◆ Dataset records ◆
----

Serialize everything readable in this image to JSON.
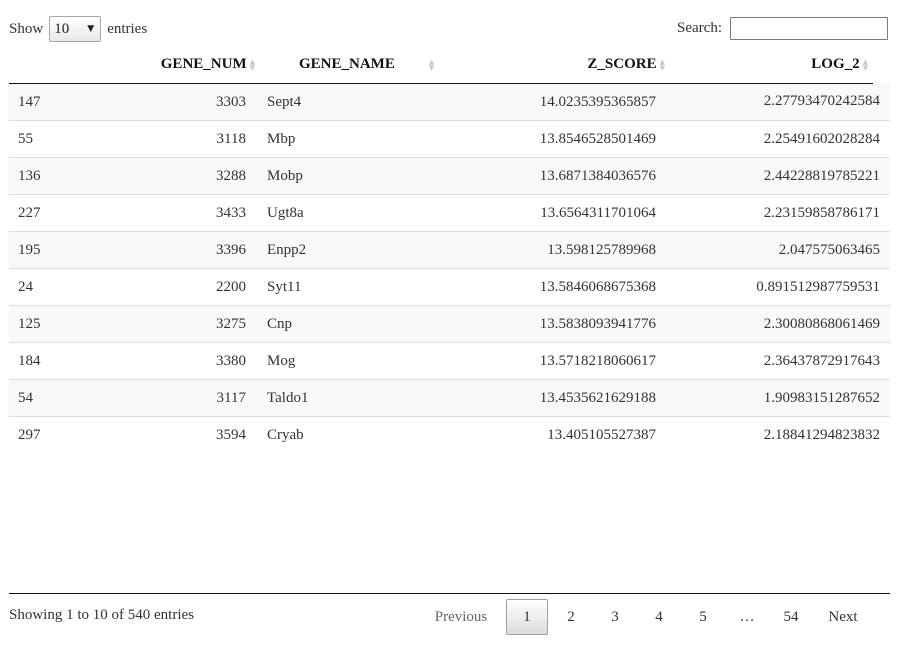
{
  "length_control": {
    "show_label": "Show",
    "selected": "10",
    "entries_label": "entries"
  },
  "search": {
    "label": "Search:",
    "value": ""
  },
  "table": {
    "columns": [
      "",
      "GENE_NUM",
      "GENE_NAME",
      "Z_SCORE",
      "LOG_2"
    ],
    "rows": [
      [
        "147",
        "3303",
        "Sept4",
        "14.0235395365857",
        "2.27793470242584"
      ],
      [
        "55",
        "3118",
        "Mbp",
        "13.8546528501469",
        "2.25491602028284"
      ],
      [
        "136",
        "3288",
        "Mobp",
        "13.6871384036576",
        "2.44228819785221"
      ],
      [
        "227",
        "3433",
        "Ugt8a",
        "13.6564311701064",
        "2.23159858786171"
      ],
      [
        "195",
        "3396",
        "Enpp2",
        "13.598125789968",
        "2.047575063465"
      ],
      [
        "24",
        "2200",
        "Syt11",
        "13.5846068675368",
        "0.891512987759531"
      ],
      [
        "125",
        "3275",
        "Cnp",
        "13.5838093941776",
        "2.30080868061469"
      ],
      [
        "184",
        "3380",
        "Mog",
        "13.5718218060617",
        "2.36437872917643"
      ],
      [
        "54",
        "3117",
        "Taldo1",
        "13.4535621629188",
        "1.90983151287652"
      ],
      [
        "297",
        "3594",
        "Cryab",
        "13.405105527387",
        "2.18841294823832"
      ]
    ]
  },
  "info": "Showing 1 to 10 of 540 entries",
  "pagination": {
    "previous": "Previous",
    "pages": [
      "1",
      "2",
      "3",
      "4",
      "5"
    ],
    "ellipsis": "…",
    "last_page": "54",
    "next": "Next",
    "current": "1"
  },
  "icons": {
    "sort": "sort-both-icon",
    "dropdown": "chevron-down-icon"
  },
  "colors": {
    "striped_row": "#f9f9f9",
    "row_border": "#dddddd",
    "header_border": "#111111"
  }
}
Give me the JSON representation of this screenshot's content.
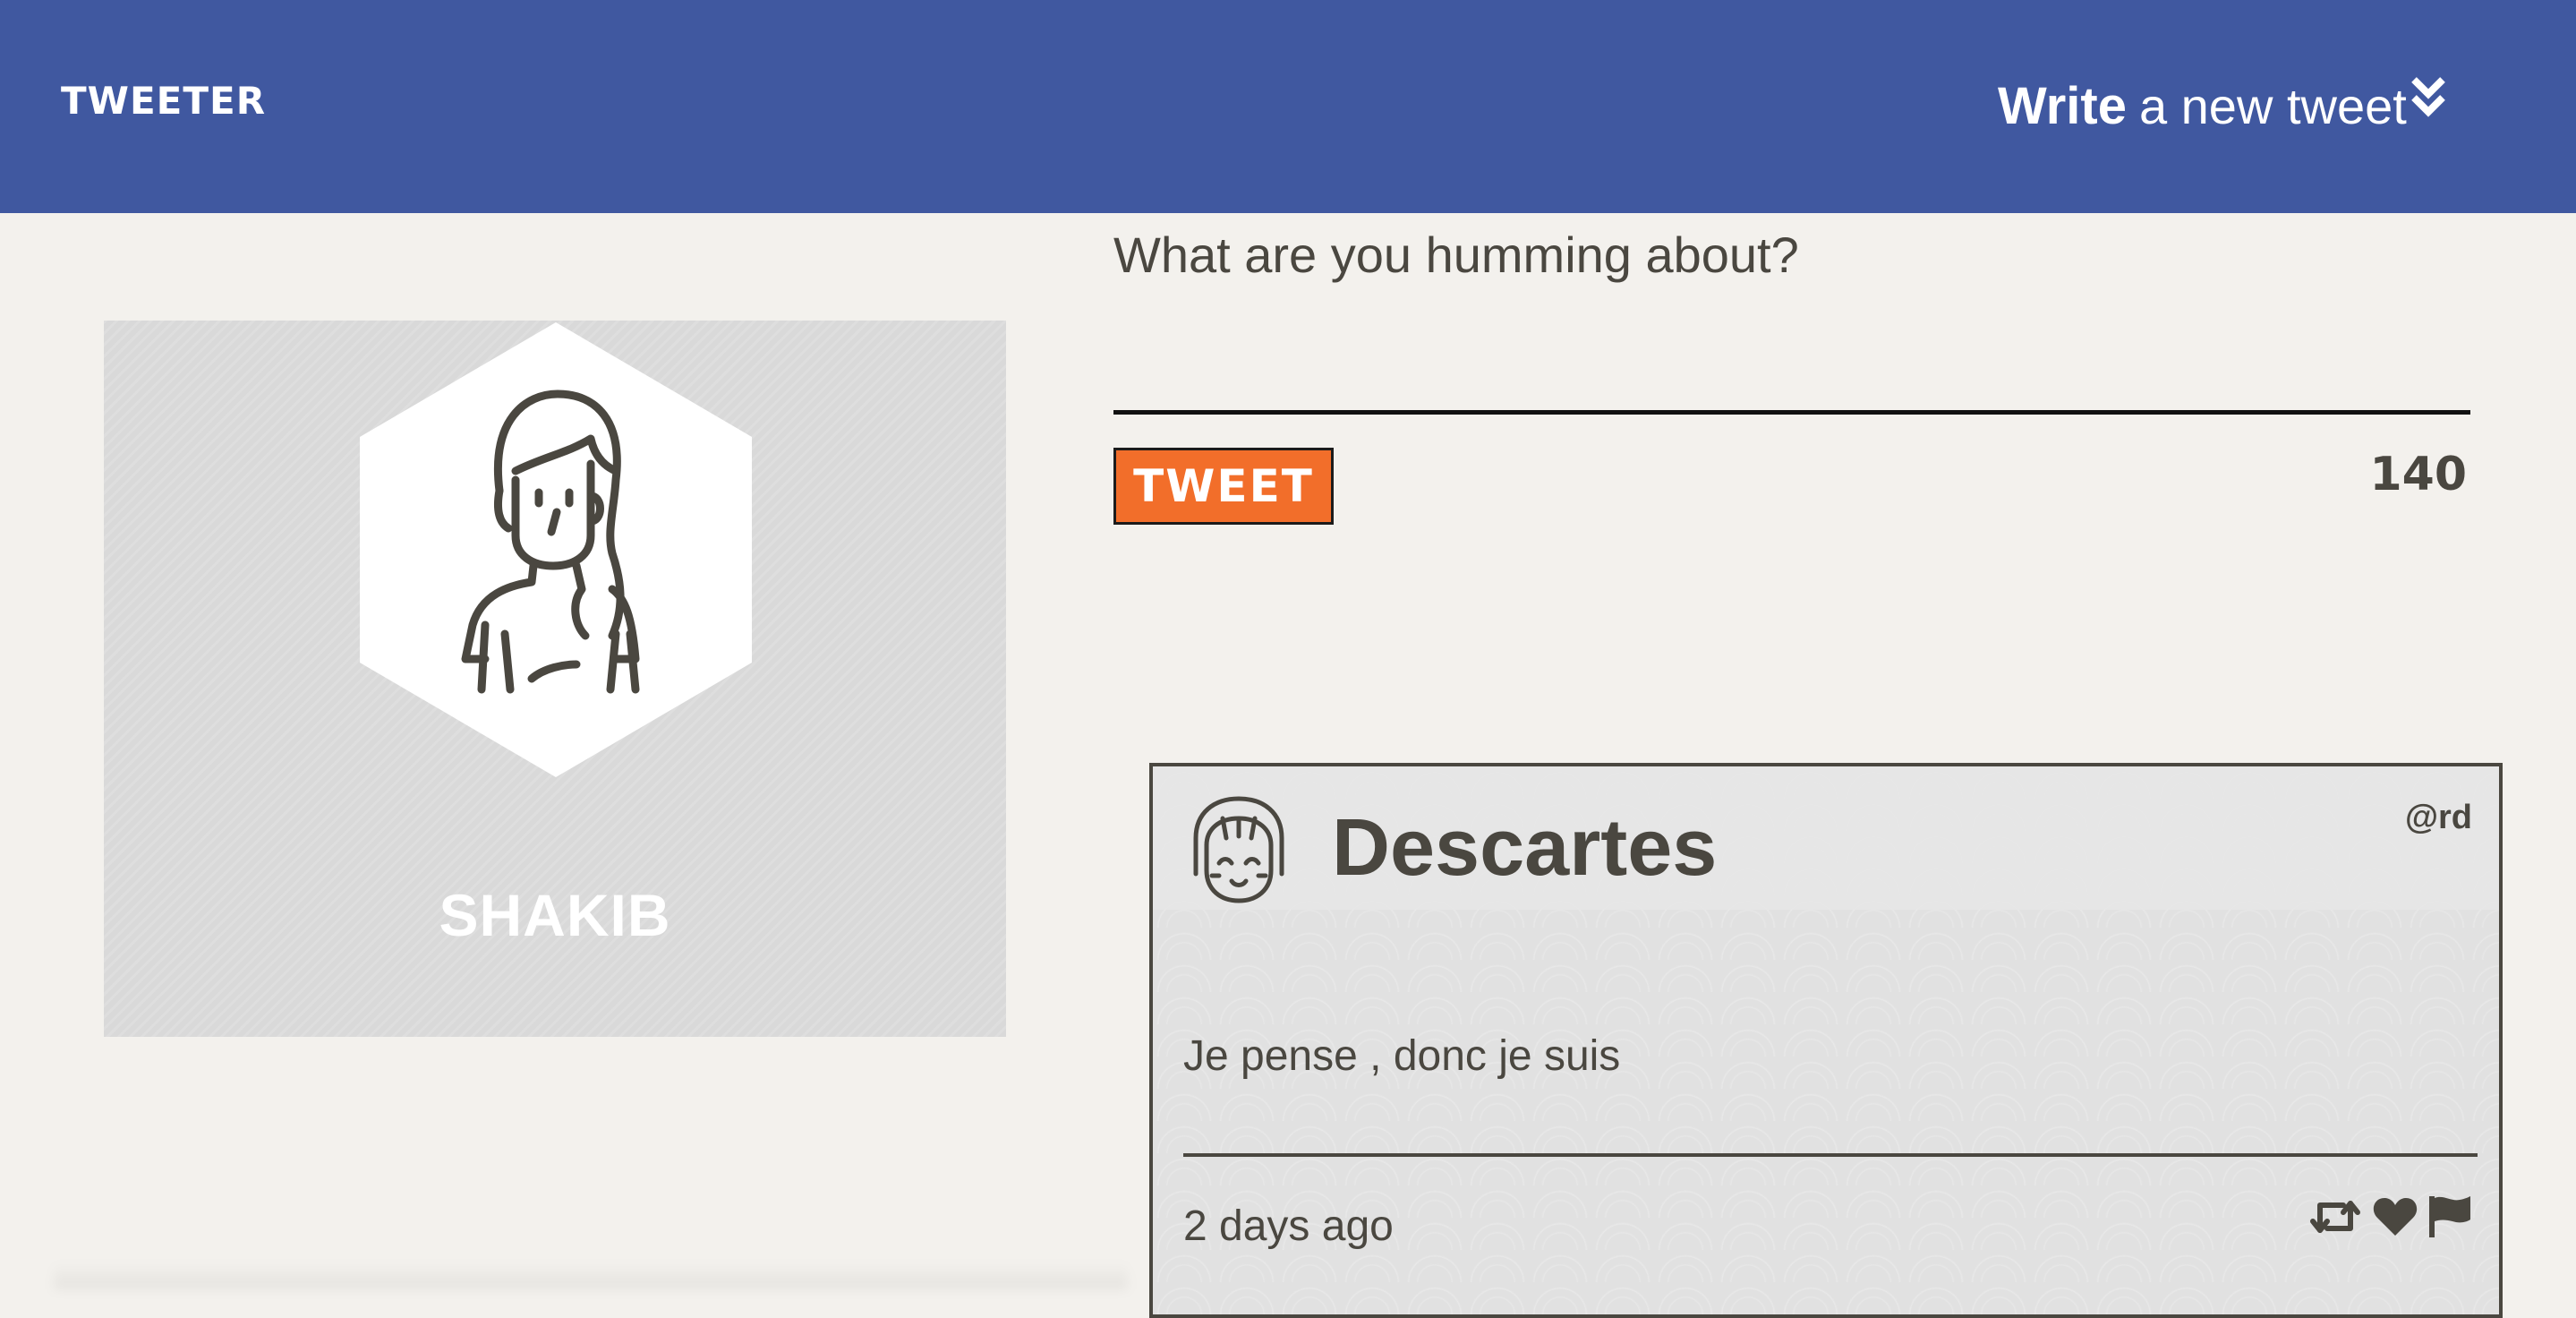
{
  "nav": {
    "brand": "TWEETER",
    "compose_strong": "Write",
    "compose_light": "a new tweet",
    "compose_icon": "double-chevron-down-icon"
  },
  "profile": {
    "name": "SHAKIB",
    "avatar_icon": "woman-avatar-icon"
  },
  "composer": {
    "prompt": "What are you humming about?",
    "input_value": "",
    "button_label": "TWEET",
    "counter": "140"
  },
  "tweet": {
    "author": "Descartes",
    "handle": "@rd",
    "body": "Je pense , donc je suis",
    "time": "2 days ago",
    "avatar_icon": "girl-face-avatar-icon",
    "actions": [
      "retweet-icon",
      "heart-icon",
      "flag-icon"
    ]
  },
  "colors": {
    "nav_bg": "#4058a0",
    "page_bg": "#f3f1ed",
    "accent": "#f26e2a",
    "text": "#4a4740"
  }
}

----

Copy the data exactly. Any picture it contains is to be omitted.

◆ RESPONSE FOR THIS EXERCISE ◆
Serialize everything readable in this image to JSON.
{
  "length_control": {
    "show_label": "Show",
    "selected": "10",
    "entries_label": "entries"
  },
  "search": {
    "label": "Search:",
    "value": ""
  },
  "table": {
    "columns": [
      "",
      "GENE_NUM",
      "GENE_NAME",
      "Z_SCORE",
      "LOG_2"
    ],
    "rows": [
      [
        "147",
        "3303",
        "Sept4",
        "14.0235395365857",
        "2.27793470242584"
      ],
      [
        "55",
        "3118",
        "Mbp",
        "13.8546528501469",
        "2.25491602028284"
      ],
      [
        "136",
        "3288",
        "Mobp",
        "13.6871384036576",
        "2.44228819785221"
      ],
      [
        "227",
        "3433",
        "Ugt8a",
        "13.6564311701064",
        "2.23159858786171"
      ],
      [
        "195",
        "3396",
        "Enpp2",
        "13.598125789968",
        "2.047575063465"
      ],
      [
        "24",
        "2200",
        "Syt11",
        "13.5846068675368",
        "0.891512987759531"
      ],
      [
        "125",
        "3275",
        "Cnp",
        "13.5838093941776",
        "2.30080868061469"
      ],
      [
        "184",
        "3380",
        "Mog",
        "13.5718218060617",
        "2.36437872917643"
      ],
      [
        "54",
        "3117",
        "Taldo1",
        "13.4535621629188",
        "1.90983151287652"
      ],
      [
        "297",
        "3594",
        "Cryab",
        "13.405105527387",
        "2.18841294823832"
      ]
    ]
  },
  "info": "Showing 1 to 10 of 540 entries",
  "pagination": {
    "previous": "Previous",
    "pages": [
      "1",
      "2",
      "3",
      "4",
      "5"
    ],
    "ellipsis": "…",
    "last_page": "54",
    "next": "Next",
    "current": "1"
  },
  "icons": {
    "sort": "sort-both-icon",
    "dropdown": "chevron-down-icon"
  },
  "colors": {
    "striped_row": "#f9f9f9",
    "row_border": "#dddddd",
    "header_border": "#111111"
  }
}
Give me the JSON representation of this screenshot's content.
{
  "nav": {
    "brand": "TWEETER",
    "compose_strong": "Write",
    "compose_light": "a new tweet",
    "compose_icon": "double-chevron-down-icon"
  },
  "profile": {
    "name": "SHAKIB",
    "avatar_icon": "woman-avatar-icon"
  },
  "composer": {
    "prompt": "What are you humming about?",
    "input_value": "",
    "button_label": "TWEET",
    "counter": "140"
  },
  "tweet": {
    "author": "Descartes",
    "handle": "@rd",
    "body": "Je pense , donc je suis",
    "time": "2 days ago",
    "avatar_icon": "girl-face-avatar-icon",
    "actions": [
      "retweet-icon",
      "heart-icon",
      "flag-icon"
    ]
  },
  "colors": {
    "nav_bg": "#4058a0",
    "page_bg": "#f3f1ed",
    "accent": "#f26e2a",
    "text": "#4a4740"
  }
}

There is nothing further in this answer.